== Exercise materials

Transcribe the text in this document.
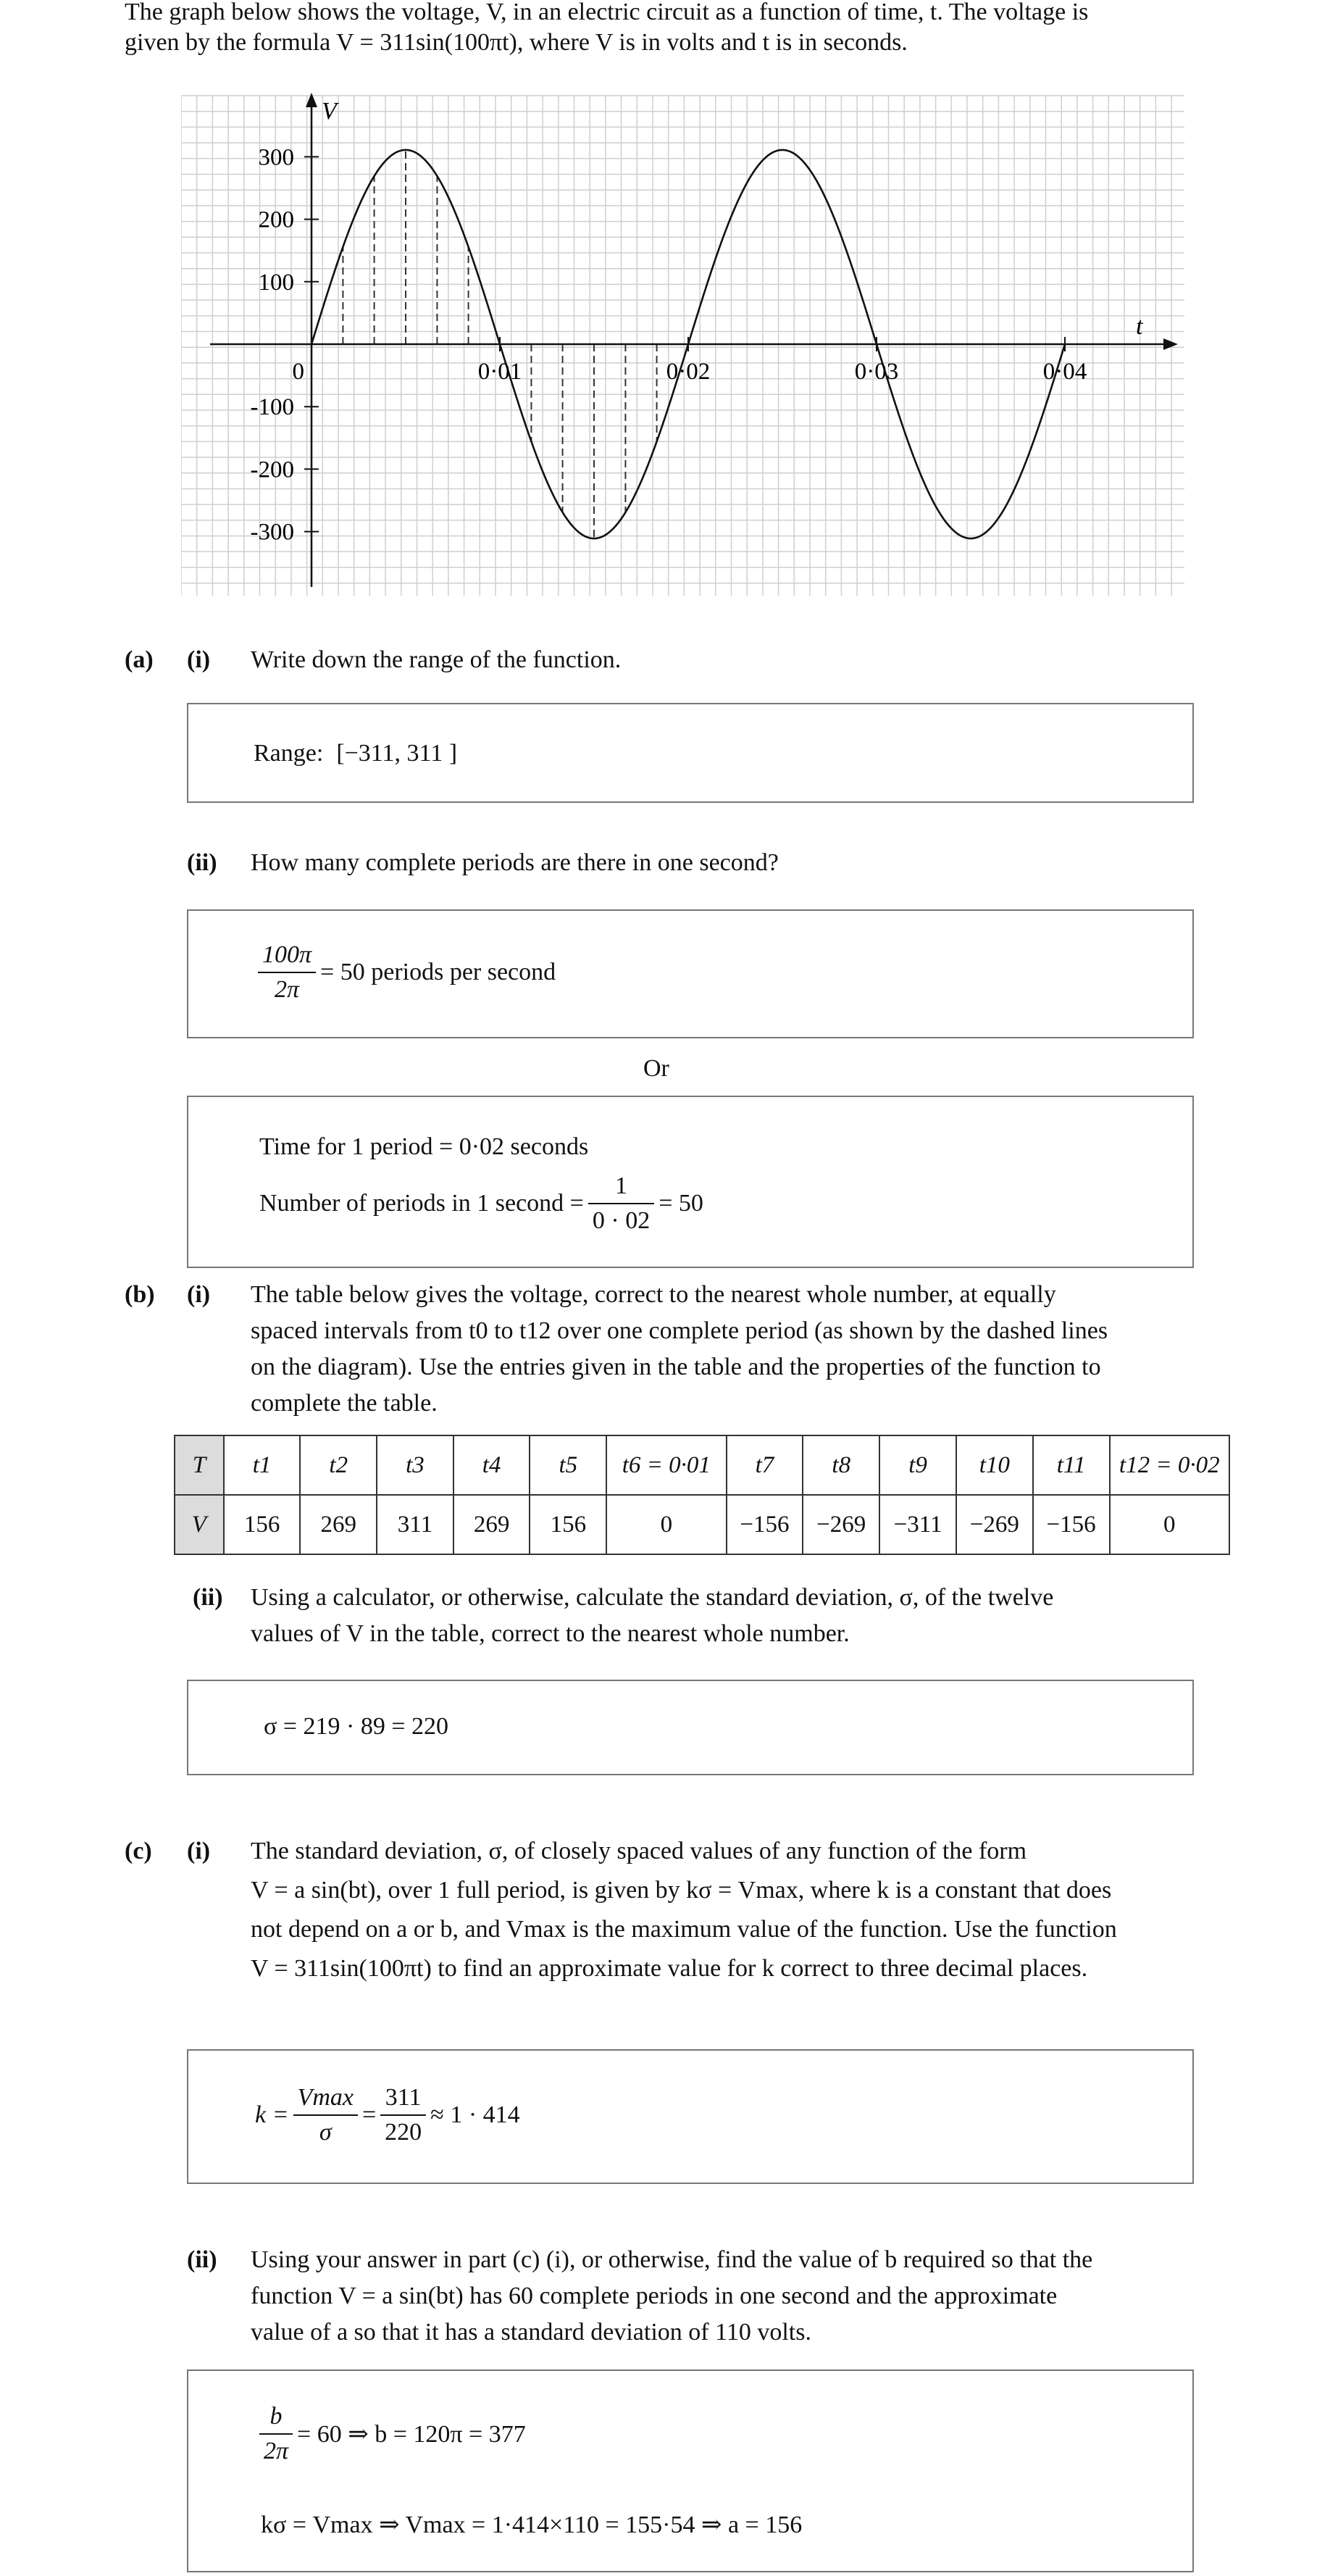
The graph below shows the voltage, V, in an electric circuit as a function of time, t. The voltage is
given by the formula V = 311sin(100πt), where V is in volts and t is in seconds.
V
t
300
200
100
-100
-200
-300
0	0·01	0·02	0·03	0·04
(a) (i) Write down the range of the function.
Range: [−311, 311 ]
(ii) How many complete periods are there in one second?
$\frac{100\pi}{2\pi} = 50$ periods per second
Or
Time for 1 period = 0·02 seconds
Number of periods in 1 second = $\frac{1}{0 \cdot 02} = 50$
(b) (i) The table below gives the voltage, correct to the nearest whole number, at equally
spaced intervals from t0 to t12 over one complete period (as shown by the dashed lines
on the diagram). Use the entries given in the table and the properties of the function to
complete the table.
T	t1	t2	t3	t4	t5	t6 = 0·01	t7	t8	t9	t10	t11	t12 = 0·02
V	156	269	311	269	156	0	−156	−269	−311	−269	−156	0
(ii) Using a calculator, or otherwise, calculate the standard deviation, σ, of the twelve
values of V in the table, correct to the nearest whole number.
σ = 219 · 89 = 220
(c) (i) The standard deviation, σ, of closely spaced values of any function of the form
V = a sin(bt), over 1 full period, is given by kσ = Vmax, where k is a constant that does
not depend on a or b, and Vmax is the maximum value of the function. Use the function
V = 311sin(100πt) to find an approximate value for k correct to three decimal places.
$k = \frac{Vmax}{\sigma} = \frac{311}{220} \approx 1 \cdot 414$
(ii) Using your answer in part (c) (i), or otherwise, find the value of b required so that the
function V = a sin(bt) has 60 complete periods in one second and the approximate
value of a so that it has a standard deviation of 110 volts.
$\frac{b}{2\pi} = 60$ ⇒ b = 120π = 377
kσ = Vmax ⇒ Vmax = 1·414×110 = 155·54 ⇒ a = 156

====

Task directions: Transcribe the records verbatim and omit the images.

Solution to this task:
Transcribe the text in this document.
The graph below shows the voltage, V, in an electric circuit as a function of time, t. The voltage is
given by the formula V = 311sin(100πt), where V is in volts and t is in seconds.
V
t
300
200
100
-100
-200
-300
0	0·01	0·02	0·03	0·04
(a) (i) Write down the range of the function.
Range: [−311, 311 ]
(ii) How many complete periods are there in one second?
$\frac{100\pi}{2\pi} = 50$ periods per second
Or
Time for 1 period = 0·02 seconds
Number of periods in 1 second = $\frac{1}{0 \cdot 02} = 50$
(b) (i) The table below gives the voltage, correct to the nearest whole number, at equally
spaced intervals from t0 to t12 over one complete period (as shown by the dashed lines
on the diagram). Use the entries given in the table and the properties of the function to
complete the table.
T	t1	t2	t3	t4	t5	t6 = 0·01	t7	t8	t9	t10	t11	t12 = 0·02
V	156	269	311	269	156	0	−156	−269	−311	−269	−156	0
(ii) Using a calculator, or otherwise, calculate the standard deviation, σ, of the twelve
values of V in the table, correct to the nearest whole number.
σ = 219 · 89 = 220
(c) (i) The standard deviation, σ, of closely spaced values of any function of the form
V = a sin(bt), over 1 full period, is given by kσ = Vmax, where k is a constant that does
not depend on a or b, and Vmax is the maximum value of the function. Use the function
V = 311sin(100πt) to find an approximate value for k correct to three decimal places.
$k = \frac{Vmax}{\sigma} = \frac{311}{220} \approx 1 \cdot 414$
(ii) Using your answer in part (c) (i), or otherwise, find the value of b required so that the
function V = a sin(bt) has 60 complete periods in one second and the approximate
value of a so that it has a standard deviation of 110 volts.
$\frac{b}{2\pi} = 60$ ⇒ b = 120π = 377
kσ = Vmax ⇒ Vmax = 1·414×110 = 155·54 ⇒ a = 156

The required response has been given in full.